Part of a data file:
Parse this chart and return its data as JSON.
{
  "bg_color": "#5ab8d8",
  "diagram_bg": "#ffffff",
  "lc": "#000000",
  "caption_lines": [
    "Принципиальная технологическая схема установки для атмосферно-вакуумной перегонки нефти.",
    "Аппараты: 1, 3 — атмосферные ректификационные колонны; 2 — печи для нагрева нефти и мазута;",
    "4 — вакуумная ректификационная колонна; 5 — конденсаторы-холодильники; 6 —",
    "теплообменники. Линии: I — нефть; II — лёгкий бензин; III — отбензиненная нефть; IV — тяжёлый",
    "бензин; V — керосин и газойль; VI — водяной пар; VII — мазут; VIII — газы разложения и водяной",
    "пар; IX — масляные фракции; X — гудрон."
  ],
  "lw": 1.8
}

What is asked: Gather each line in these records that contains the string "бензин".

Correct response:
    "теплообменники. Линии: I — нефть; II — лёгкий бензин; III — отбензиненная нефть; IV — тяжёлый",
    "бензин; V — керосин и газойль; VI — водяной пар; VII — мазут; VIII — газы разложения и водяной",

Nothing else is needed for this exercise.